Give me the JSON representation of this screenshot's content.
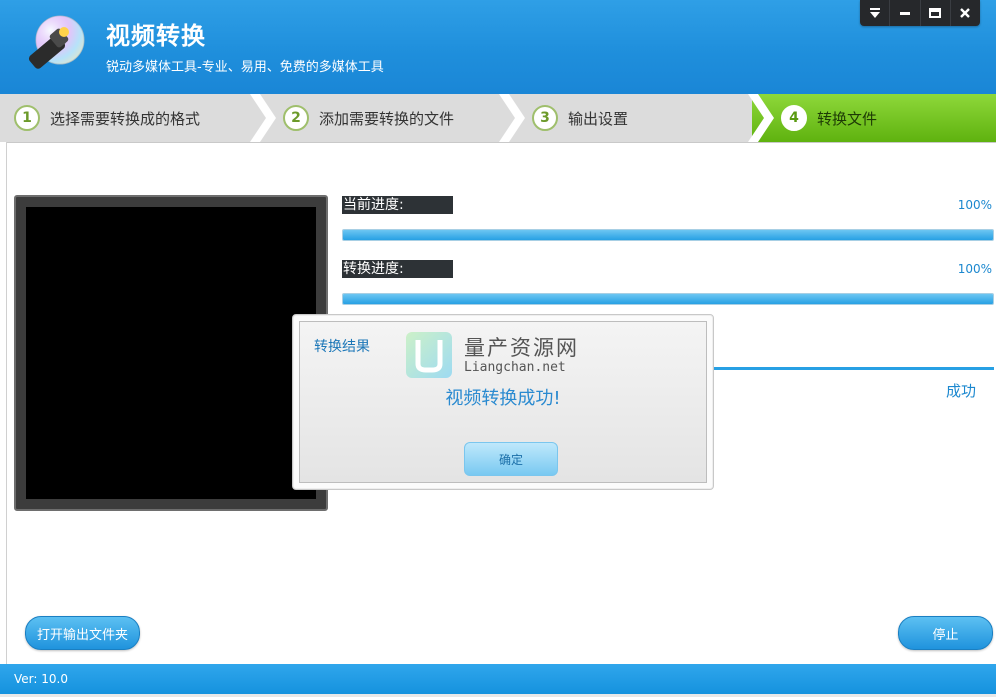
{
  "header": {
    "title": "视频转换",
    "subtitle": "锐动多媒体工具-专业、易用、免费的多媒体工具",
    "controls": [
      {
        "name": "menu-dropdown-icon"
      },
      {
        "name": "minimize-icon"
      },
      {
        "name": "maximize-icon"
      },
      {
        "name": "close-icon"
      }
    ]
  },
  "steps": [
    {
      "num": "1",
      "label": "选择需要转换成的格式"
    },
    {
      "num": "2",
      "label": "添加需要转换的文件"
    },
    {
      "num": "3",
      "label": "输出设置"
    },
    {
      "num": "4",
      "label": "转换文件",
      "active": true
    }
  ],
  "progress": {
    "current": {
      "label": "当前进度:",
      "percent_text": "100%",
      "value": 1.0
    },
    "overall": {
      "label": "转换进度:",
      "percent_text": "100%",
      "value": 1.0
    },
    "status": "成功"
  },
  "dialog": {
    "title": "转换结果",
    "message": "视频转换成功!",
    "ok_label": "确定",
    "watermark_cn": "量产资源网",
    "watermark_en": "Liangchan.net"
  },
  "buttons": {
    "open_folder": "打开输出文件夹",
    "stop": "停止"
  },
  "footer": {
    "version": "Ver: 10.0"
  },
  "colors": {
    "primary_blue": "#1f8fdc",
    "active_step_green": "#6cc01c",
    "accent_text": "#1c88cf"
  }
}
*****
● **Short exercise**: Each line above that includes "icon" should be shown.

● **Result of the task**:
        "name": "menu-dropdown-icon"
        "name": "minimize-icon"
        "name": "maximize-icon"
        "name": "close-icon"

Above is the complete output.